(Collected data entries)

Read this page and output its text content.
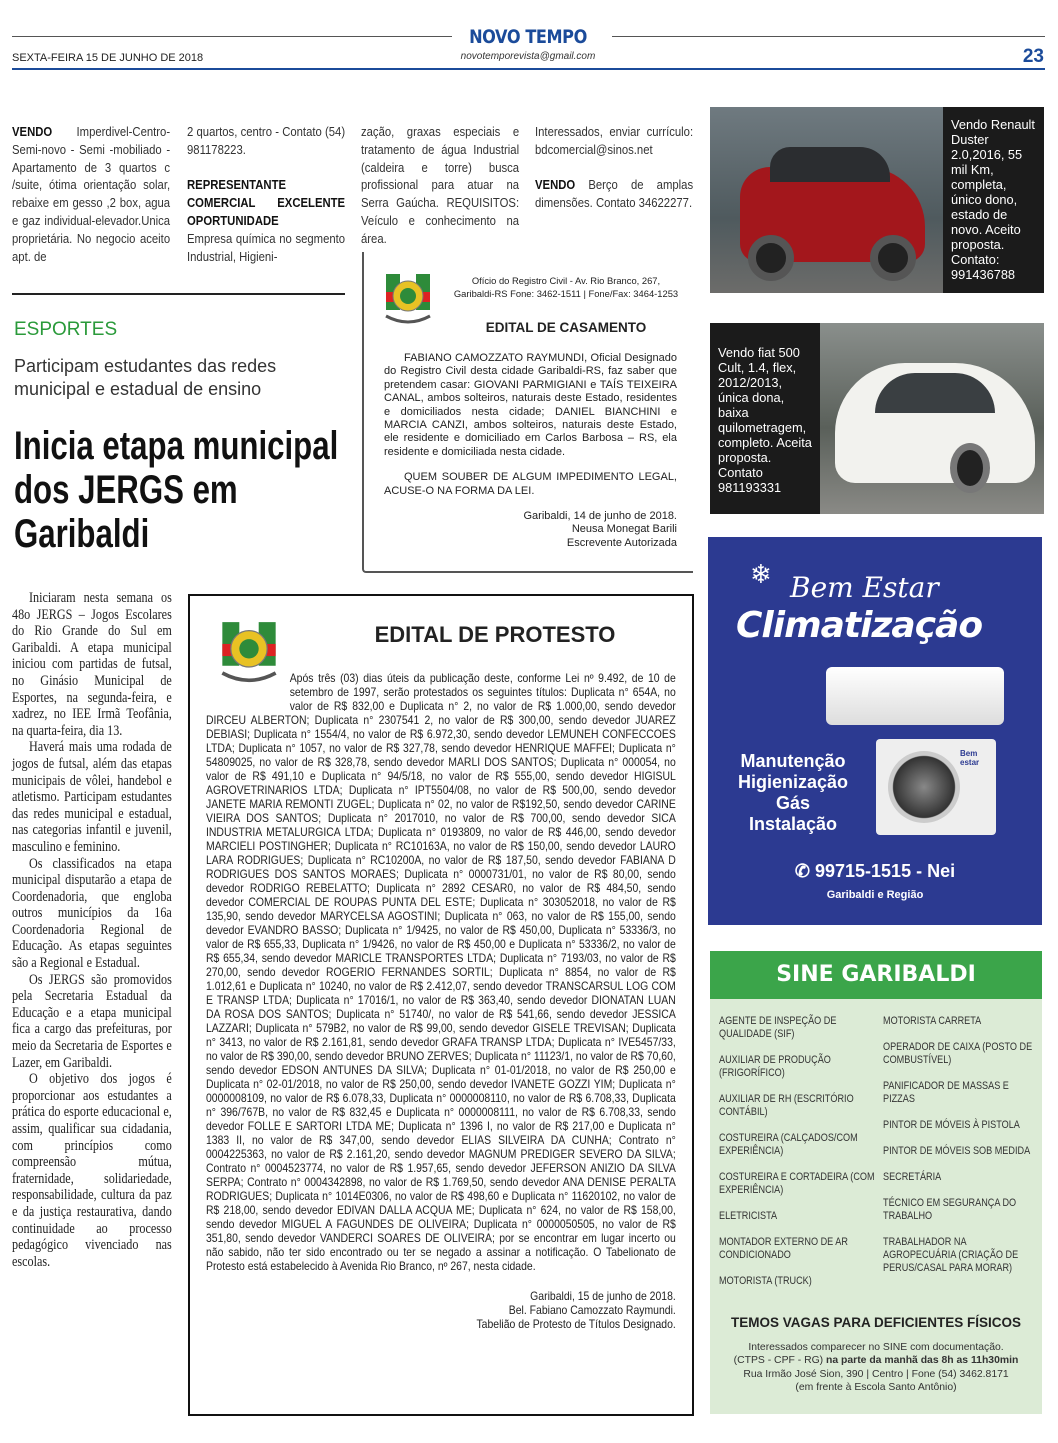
NOVO TEMPO
novotemporevista@gmail.com
SEXTA-FEIRA 15 DE JUNHO DE 2018	23
VENDO Imperdivel-Centro-Semi-novo - Semi -mobiliado -Apartamento de 3 quartos c /suite, ótima orientação solar, rebaixe em gesso ,2 box, agua e gaz individual-elevador.Unica proprietária. No negocio aceito apt. de
2 quartos, centro - Contato (54) 981178223.

REPRESENTANTE COMERCIAL EXCELENTE OPORTUNIDADE
Empresa química no segmento Industrial, Higieni-
zação, graxas especiais e tratamento de água Industrial (caldeira e torre) busca profissional para atuar na Serra Gaúcha. REQUISITOS: Veículo e conhecimento na área.
Interessados, enviar currículo: bdcomercial@sinos.net

VENDO Berço de amplas dimensões. Contato 34622277.
Vendo Renault Duster 2.0,2016, 55 mil Km, completa, único dono, estado de novo. Aceito proposta. Contato: 991436788
Vendo fiat 500 Cult, 1.4, flex, 2012/2013, única dona, baixa quilometragem, completo. Aceita proposta. Contato 981193331
ESPORTES
Participam estudantes das redes municipal e estadual de ensino
Inicia etapa municipal dos JERGS em Garibaldi

Iniciaram nesta semana os 48o JERGS – Jogos Escolares do Rio Grande do Sul em Garibaldi. A etapa municipal iniciou com partidas de futsal, no Ginásio Municipal de Esportes, na segunda-feira, e xadrez, no IEE Irmã Teofânia, na quarta-feira, dia 13.

Haverá mais uma rodada de jogos de futsal, além das etapas municipais de vôlei, handebol e atletismo. Participam estudantes das redes municipal e estadual, nas categorias infantil e juvenil, masculino e feminino.

Os classificados na etapa municipal disputarão a etapa de Coordenadoria, que engloba outros municípios da 16a Coordenadoria Regional de Educação. As etapas seguintes são a Regional e Estadual.

Os JERGS são promovidos pela Secretaria Estadual da Educação e a etapa municipal fica a cargo das prefeituras, por meio da Secretaria de Esportes e Lazer, em Garibaldi.

O objetivo dos jogos é proporcionar aos estudantes a prática do esporte educacional e, assim, qualificar sua cidadania, com princípios como compreensão mútua, fraternidade, solidariedade, responsabilidade, cultura da paz e da justiça restaurativa, dando continuidade ao processo pedagógico vivenciado nas escolas.

Ofício do Registro Civil - Av. Rio Branco, 267,
Garibaldi-RS Fone: 3462-1511 | Fone/Fax: 3464-1253
EDITAL DE CASAMENTO
FABIANO CAMOZZATO RAYMUNDI, Oficial Designado do Registro Civil desta cidade Garibaldi-RS, faz saber que pretendem casar: GIOVANI PARMIGIANI e TAÍS TEIXEIRA CANAL, ambos solteiros, naturais deste Estado, residentes e domiciliados nesta cidade; DANIEL BIANCHINI e MARCIA CANZI, ambos solteiros, naturais deste Estado, ele residente e domiciliado em Carlos Barbosa – RS, ela residente e domiciliada nesta cidade.
QUEM SOUBER DE ALGUM IMPEDIMENTO LEGAL, ACUSE-O NA FORMA DA LEI.
Garibaldi, 14 de junho de 2018.
Neusa Monegat Barili
Escrevente Autorizada
EDITAL DE PROTESTO
Após três (03) dias úteis da publicação deste, conforme Lei nº 9.492, de 10 de setembro de 1997, serão protestados os seguintes títulos: Duplicata n° 654A, no valor de R$ 832,00 e Duplicata n° 2, no valor de R$ 1.000,00, sendo devedor DIRCEU ALBERTON; Duplicata n° 2307541 2, no valor de R$ 300,00, sendo devedor JUAREZ DEBIASI; Duplicata n° 1554/4, no valor de R$ 6.972,30, sendo devedor LEMUNEH CONFECCOES LTDA; Duplicata n° 1057, no valor de R$ 327,78, sendo devedor HENRIQUE MAFFEI; Duplicata n° 54809025, no valor de R$ 328,78, sendo devedor MARLI DOS SANTOS; Duplicata n° 000054, no valor de R$ 491,10 e Duplicata n° 94/5/18, no valor de R$ 555,00, sendo devedor HIGISUL AGROVETRINARIOS LTDA; Duplicata n° IPT5504/08, no valor de R$ 500,00, sendo devedor JANETE MARIA REMONTI ZUGEL; Duplicata n° 02, no valor de R$192,50, sendo devedor CARINE VIEIRA DOS SANTOS; Duplicata n° 2017010, no valor de R$ 700,00, sendo devedor SICA INDUSTRIA METALURGICA LTDA; Duplicata n° 0193809, no valor de R$ 446,00, sendo devedor MARCIELI POSTINGHER; Duplicata n° RC10163A, no valor de R$ 150,00, sendo devedor LAURO LARA RODRIGUES; Duplicata n° RC10200A, no valor de R$ 187,50, sendo devedor FABIANA D RODRIGUES DOS SANTOS MORAES; Duplicata n° 0000731/01, no valor de R$ 80,00, sendo devedor RODRIGO REBELATTO; Duplicata n° 2892 CESAR0, no valor de R$ 484,50, sendo devedor COMERCIAL DE ROUPAS PUNTA DEL ESTE; Duplicata n° 303052018, no valor de R$ 135,90, sendo devedor MARYCELSA AGOSTINI; Duplicata n° 063, no valor de R$ 155,00, sendo devedor EVANDRO BASSO; Duplicata n° 1/9425, no valor de R$ 450,00, Duplicata n° 53336/3, no valor de R$ 655,33, Duplicata n° 1/9426, no valor de R$ 450,00 e Duplicata n° 53336/2, no valor de R$ 655,34, sendo devedor MARICLE TRANSPORTES LTDA; Duplicata n° 7193/03, no valor de R$ 270,00, sendo devedor ROGERIO FERNANDES SORTIL; Duplicata n° 8854, no valor de R$ 1.012,61 e Duplicata n° 10240, no valor de R$ 2.412,07, sendo devedor TRANSCARSUL LOG COM E TRANSP LTDA; Duplicata n° 17016/1, no valor de R$ 363,40, sendo devedor DIONATAN LUAN DA ROSA DOS SANTOS; Duplicata n° 51740/, no valor de R$ 541,66, sendo devedor JESSICA LAZZARI; Duplicata n° 579B2, no valor de R$ 99,00, sendo devedor GISELE TREVISAN; Duplicata n° 3413, no valor de R$ 2.161,81, sendo devedor GRAFA TRANSP LTDA; Duplicata n° IVE5457/33, no valor de R$ 390,00, sendo devedor BRUNO ZERVES; Duplicata n° 11123/1, no valor de R$ 70,60, sendo devedor EDSON ANTUNES DA SILVA; Duplicata n° 01-01/2018, no valor de R$ 250,00 e Duplicata n° 02-01/2018, no valor de R$ 250,00, sendo devedor IVANETE GOZZI YIM; Duplicata n° 0000008109, no valor de R$ 6.078,33, Duplicata n° 0000008110, no valor de R$ 6.708,33, Duplicata n° 396/767B, no valor de R$ 832,45 e Duplicata n° 0000008111, no valor de R$ 6.708,33, sendo devedor FOLLE E SARTORI LTDA ME; Duplicata n° 1396 I, no valor de R$ 217,00 e Duplicata n° 1383 II, no valor de R$ 347,00, sendo devedor ELIAS SILVEIRA DA CUNHA; Contrato n° 0004225363, no valor de R$ 2.161,20, sendo devedor MAGNUM PREDIGER SEVERO DA SILVA; Contrato n° 0004523774, no valor de R$ 1.957,65, sendo devedor JEFERSON ANIZIO DA SILVA SERPA; Contrato n° 0004342898, no valor de R$ 1.769,50, sendo devedor ANA DENISE PERALTA RODRIGUES; Duplicata n° 1014E0306, no valor de R$ 498,60 e Duplicata n° 11620102, no valor de R$ 218,00, sendo devedor EDIVAN DALLA ACQUA ME; Duplicata n° 624, no valor de R$ 158,00, sendo devedor MIGUEL A FAGUNDES DE OLIVEIRA; Duplicata n° 0000050505, no valor de R$ 351,80, sendo devedor VANDERCI SOARES DE OLIVEIRA; por se encontrar em lugar incerto ou não sabido, não ter sido encontrado ou ter se negado a assinar a notificação. O Tabelionato de Protesto está estabelecido à Avenida Rio Branco, nº 267, nesta cidade.
Garibaldi, 15 de junho de 2018.
Bel. Fabiano Camozzato Raymundi.
Tabelião de Protesto de Títulos Designado.
❄ Bem Estar
Climatização
Bem estar
Manutenção
Higienização
Gás
Instalação
✆ 99715-1515 - Nei
Garibaldi e Região
SINE GARIBALDI
AGENTE DE INSPEÇÃO DE QUALIDADE (SIF)
AUXILIAR DE PRODUÇÃO (FRIGORÍFICO)
AUXILIAR DE RH (ESCRITÓRIO CONTÁBIL)
COSTUREIRA (CALÇADOS/COM EXPERIÊNCIA)
COSTUREIRA E CORTADEIRA (COM EXPERIÊNCIA)
ELETRICISTA
MONTADOR EXTERNO DE AR CONDICIONADO
MOTORISTA (TRUCK)
MOTORISTA CARRETA
OPERADOR DE CAIXA (POSTO DE COMBUSTÍVEL)
PANIFICADOR DE MASSAS E PIZZAS
PINTOR DE MÓVEIS À PISTOLA
PINTOR DE MÓVEIS SOB MEDIDA
SECRETÁRIA
TÉCNICO EM SEGURANÇA DO TRABALHO
TRABALHADOR NA AGROPECUÁRIA (CRIAÇÃO DE PERUS/CASAL PARA MORAR)
TEMOS VAGAS PARA DEFICIENTES FÍSICOS
Interessados comparecer no SINE com documentação.
(CTPS - CPF - RG) na parte da manhã das 8h as 11h30min
Rua Irmão José Sion, 390 | Centro | Fone (54) 3462.8171
(em frente à Escola Santo Antônio)
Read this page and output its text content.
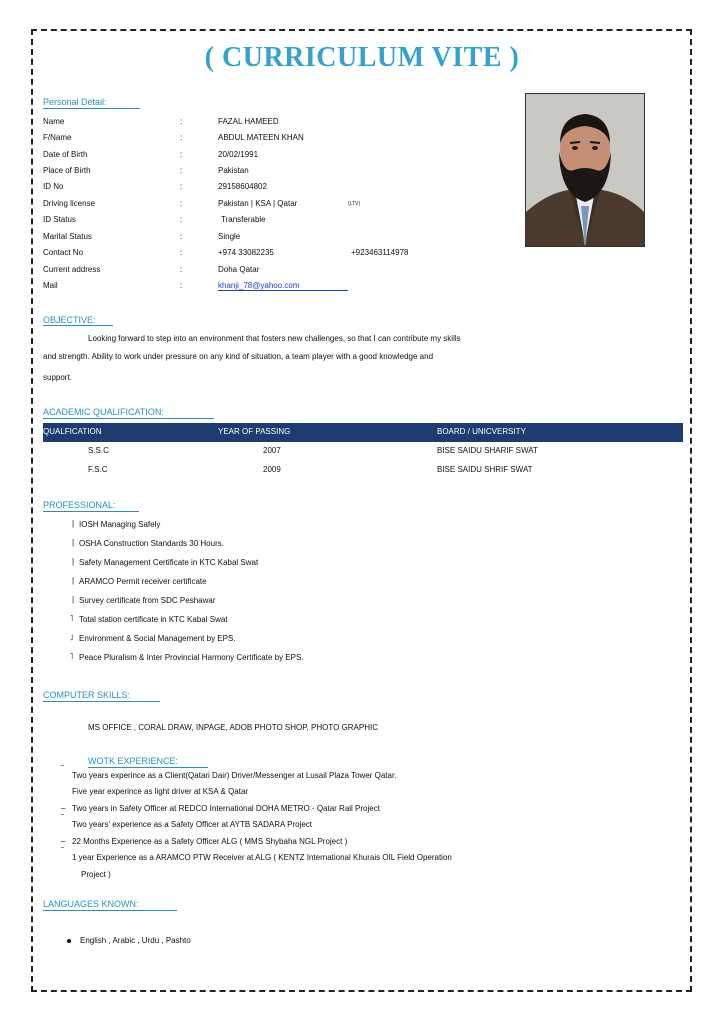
( CURRICULUM VITE )
Personal Detail:
Name	:	FAZAL HAMEED
F/Name	:	ABDUL MATEEN KHAN
Date of Birth	:	20/02/1991
Place of Birth	:	Pakistan
ID No	:	29158604802
Driving license	:	Pakistan | KSA | Qatar	(LTV)
ID Status	:	Transferable
Marital Status	:	Single
Contact No	:	+974 33082235	+923463114978
Current address	:	Doha Qatar
Mail	:	khanji_78@yahoo.com
OBJECTIVE:
Looking forward to step into an environment that fosters new challenges, so that I can contribute my skills
and strength. Ability to work under pressure on any kind of situation, a team player with a good knowledge and
support.
ACADEMIC QUALIFICATION:
QUALFICATION	YEAR OF PASSING	BOARD / UNICVERSITY
S.S.C	2007	BISE SAIDU SHARIF SWAT
F.S.C	2009	BISE SAIDU SHRIF SWAT
PROFESSIONAL:
| IOSH Managing Safely
| OSHA Construction Standards 30 Hours.
| Safety Management Certificate in KTC Kabal Swat
| ARAMCO Permit receiver certificate
| Survey certificate from SDC Peshawar
˥ Total station certificate in KTC Kabal Swat
˩ Environment & Social Management by EPS.
˥ Peace Pluralism & Inter Provincial Harmony Certificate by EPS.
COMPUTER SKILLS:
MS OFFICE , CORAL DRAW, INPAGE, ADOB PHOTO SHOP, PHOTO GRAPHIC
WOTK EXPERIENCE:
‾
Two years experince as a Client(Qatari Dair) Driver/Messenger at Lusail Plaza Tower Qatar.
Five year experince as light driver at KSA & Qatar
_ Two years in Safety Officer at REDCO International DOHA METRO - Qatar Rail Project
‾
Two years' experience as a Safety Officer at AYTB SADARA Project
_ 22 Months Experience as a Safety Officer ALG ( MMS Shybaha NGL Project )
‾
1 year Experience as a ARAMCO PTW Receiver at ALG ( KENTZ International Khurais OIL Field Operation
Project )
LANGUAGES KNOWN:
English , Arabic , Urdu , Pashto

**STATED PROBLEM:**
Go through the material above and copy each line that has the word "Pakistan".

**WRITTEN ANSWER:**
Place of Birth	:	Pakistan
Driving license	:	Pakistan | KSA | Qatar	(LTV)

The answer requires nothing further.